** Start of RECORDS FOR PROCESSING **
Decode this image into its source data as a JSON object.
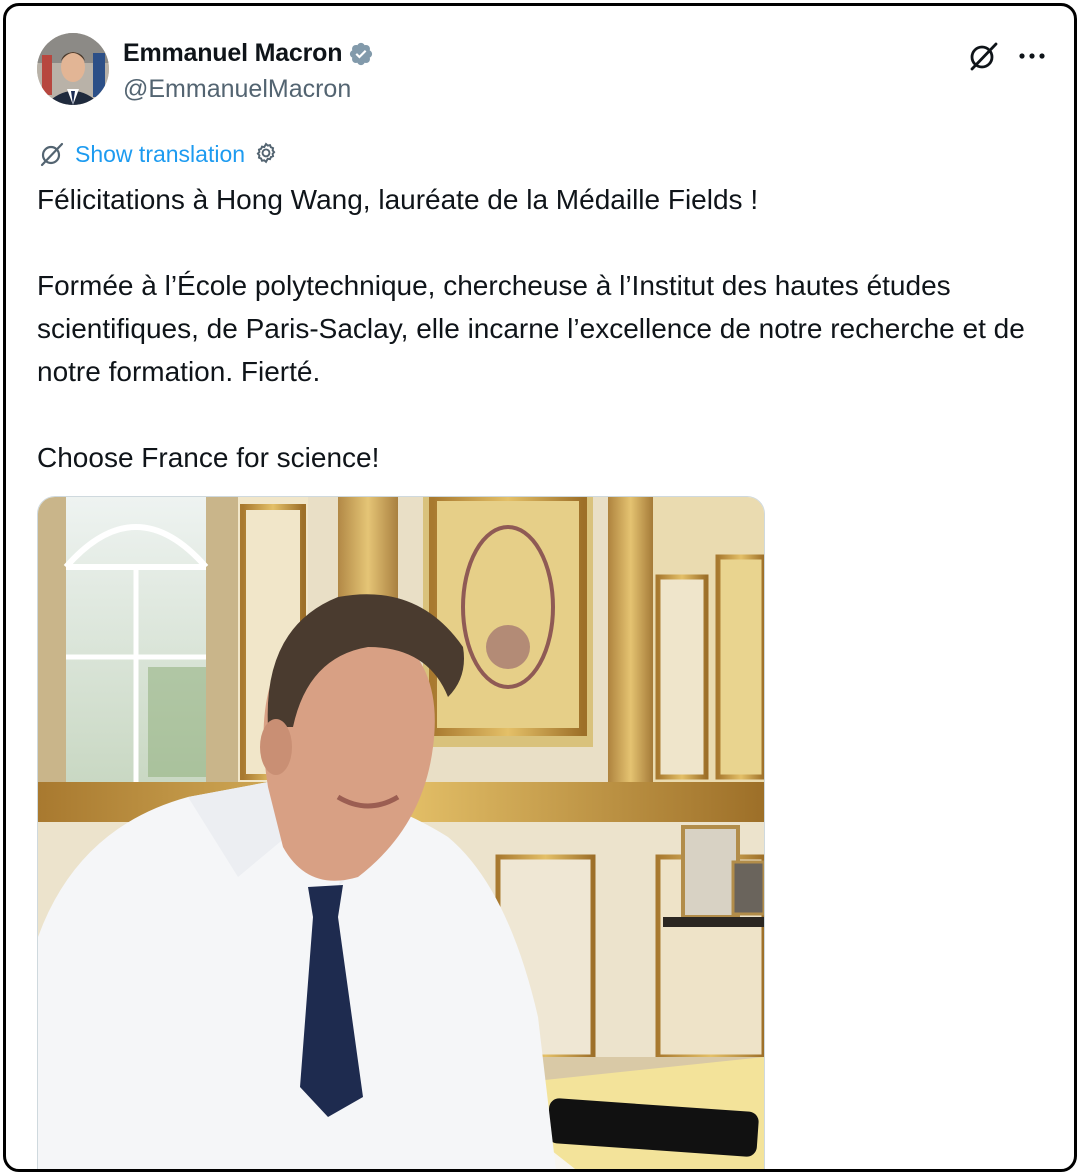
{
  "author": {
    "display_name": "Emmanuel Macron",
    "handle": "@EmmanuelMacron",
    "verified_icon": "verified-badge-icon",
    "avatar_icon": "profile-photo"
  },
  "actions": {
    "grok_icon": "grok-icon",
    "more_icon": "more-icon"
  },
  "translation": {
    "link_label": "Show translation",
    "translate_icon": "grok-icon",
    "settings_icon": "gear-icon"
  },
  "tweet": {
    "text": "Félicitations à Hong Wang, lauréate de la Médaille Fields !\n\nFormée à l’École polytechnique, chercheuse à l’Institut des hautes études scientifiques, de Paris-Saclay, elle incarne l’excellence de notre recherche et de notre formation. Fierté.\n\nChoose France for science!"
  },
  "media": {
    "type": "photo"
  },
  "colors": {
    "accent": "#1d9bf0",
    "secondary_text": "#536471",
    "primary_text": "#0f1419"
  }
}
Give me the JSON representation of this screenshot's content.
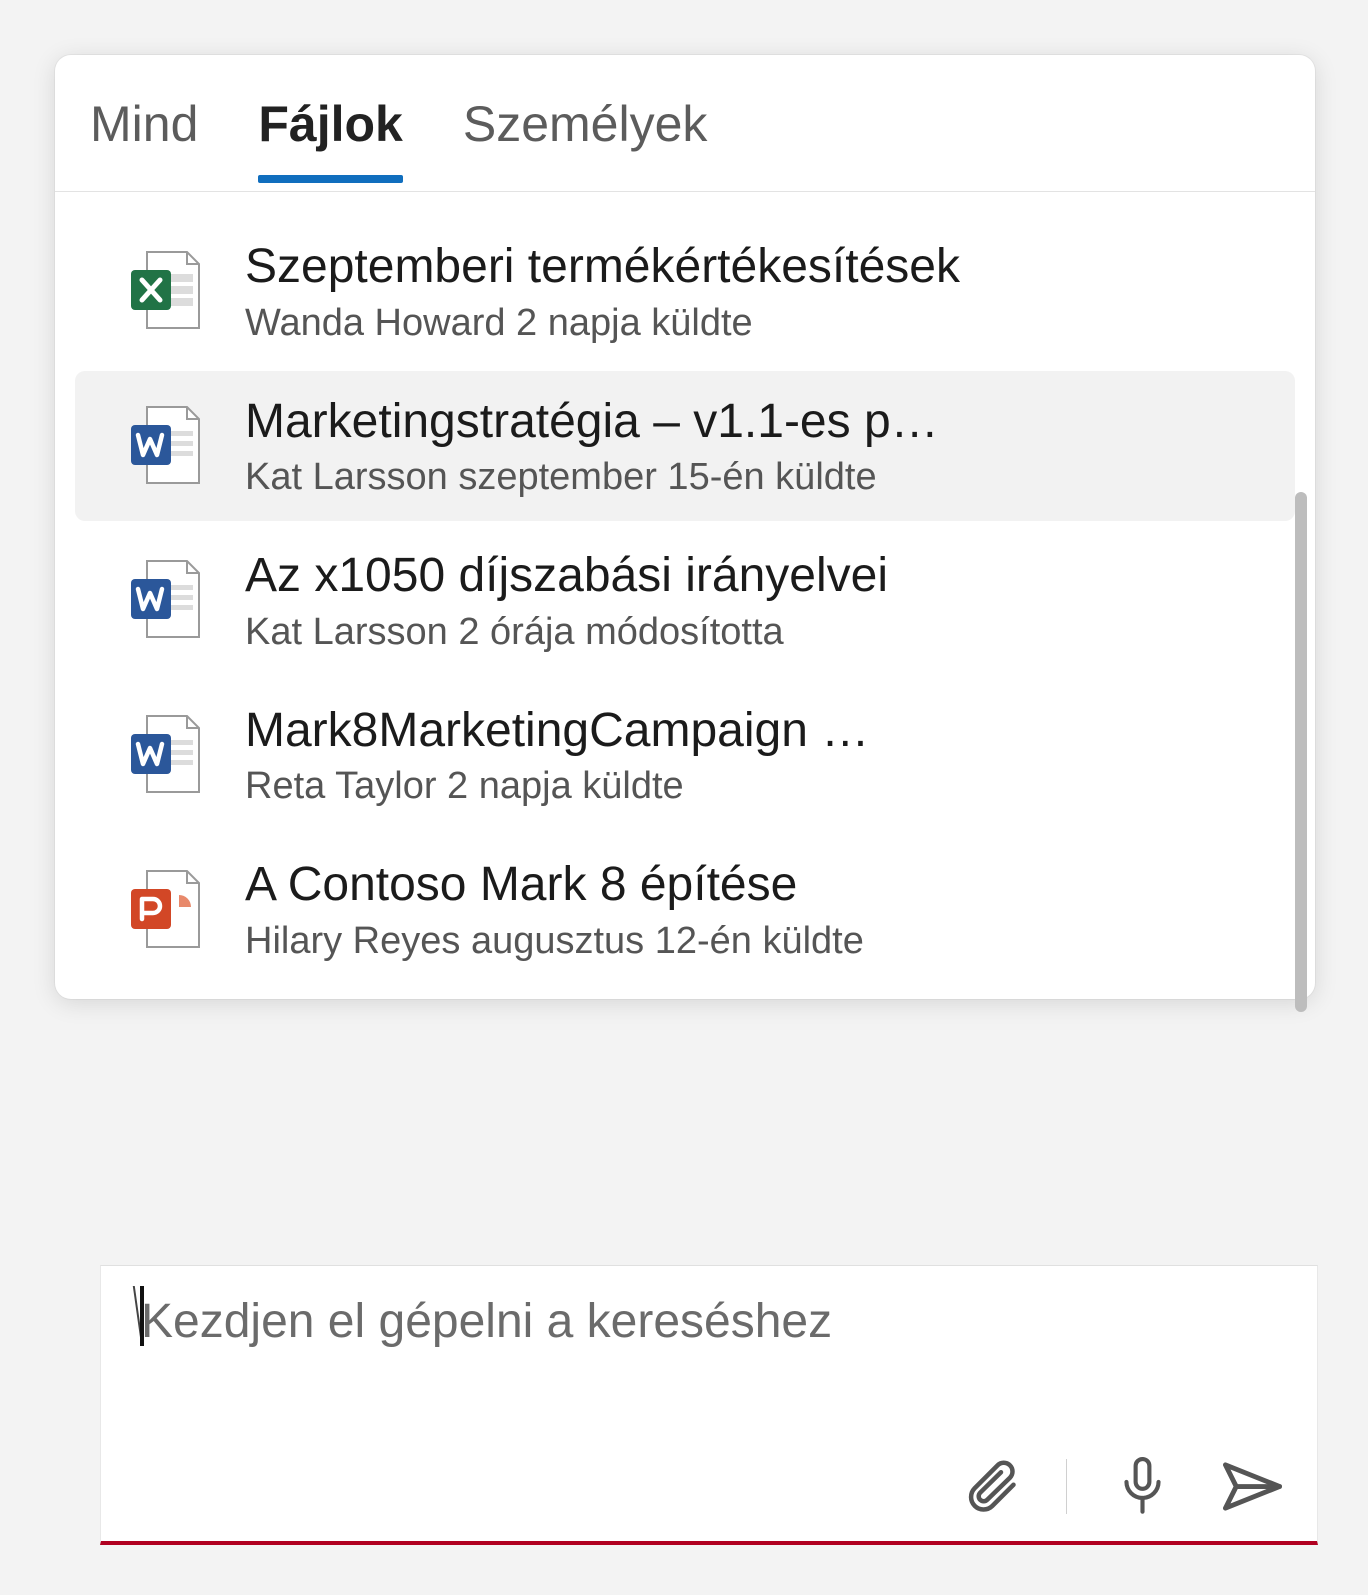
{
  "tabs": {
    "all": "Mind",
    "files": "Fájlok",
    "people": "Személyek",
    "activeIndex": 1
  },
  "files": [
    {
      "icon": "excel",
      "title": "Szeptemberi termékértékesítések",
      "subtitle": "Wanda Howard 2 napja küldte",
      "highlight": false
    },
    {
      "icon": "word",
      "title": "Marketingstratégia – v1.1-es p…",
      "subtitle": "Kat Larsson szeptember 15-én küldte",
      "highlight": true
    },
    {
      "icon": "word",
      "title": "Az x1050 díjszabási irányelvei",
      "subtitle": "Kat Larsson 2 órája módosította",
      "highlight": false
    },
    {
      "icon": "word",
      "title": "Mark8MarketingCampaign …",
      "subtitle": "Reta Taylor 2 napja küldte",
      "highlight": false
    },
    {
      "icon": "powerpoint",
      "title": "A Contoso Mark 8 építése",
      "subtitle": "Hilary Reyes augusztus 12-én küldte",
      "highlight": false
    }
  ],
  "compose": {
    "placeholder": "Kezdjen el gépelni a kereséshez"
  },
  "icons": {
    "attach": "attach-icon",
    "mic": "mic-icon",
    "send": "send-icon"
  },
  "colors": {
    "word": "#2b579a",
    "excel": "#217346",
    "powerpoint": "#d24726",
    "accent": "#106ebe"
  }
}
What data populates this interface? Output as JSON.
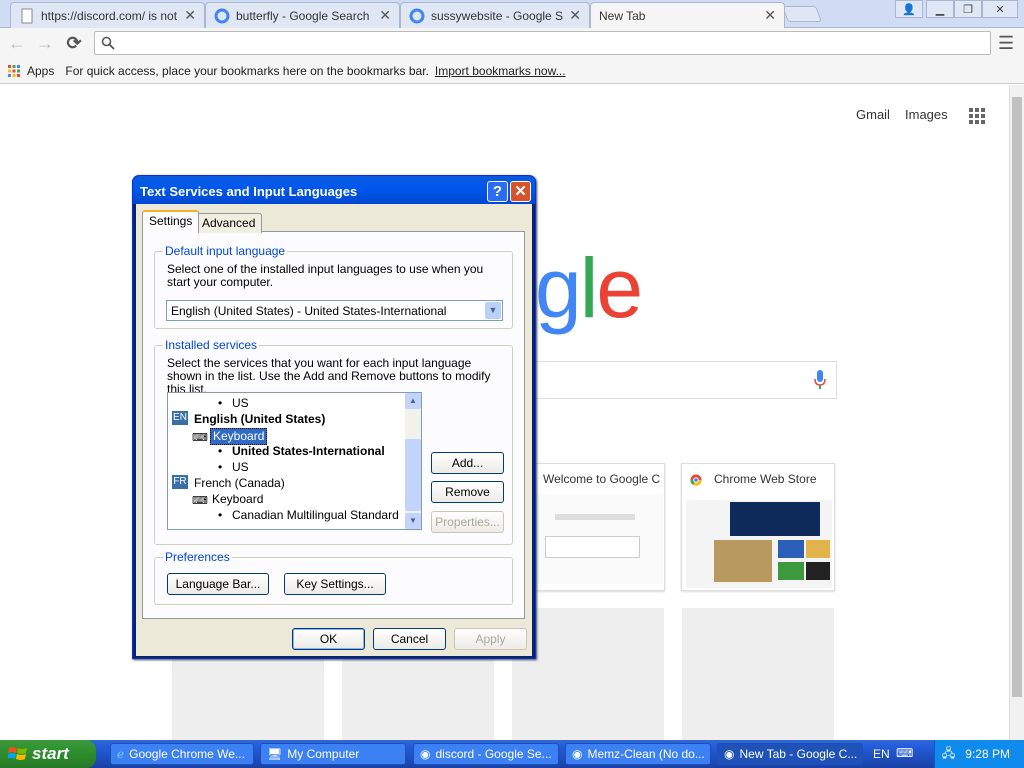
** End of RECORDS FOR PROCESSING **
EXERCISE TASK → Pick out every line above that holds the word "powerpoint" and copy it.

SOLUTION FOR THIS PROBLEM →
      "icon": "powerpoint",
    "powerpoint": "#d24726",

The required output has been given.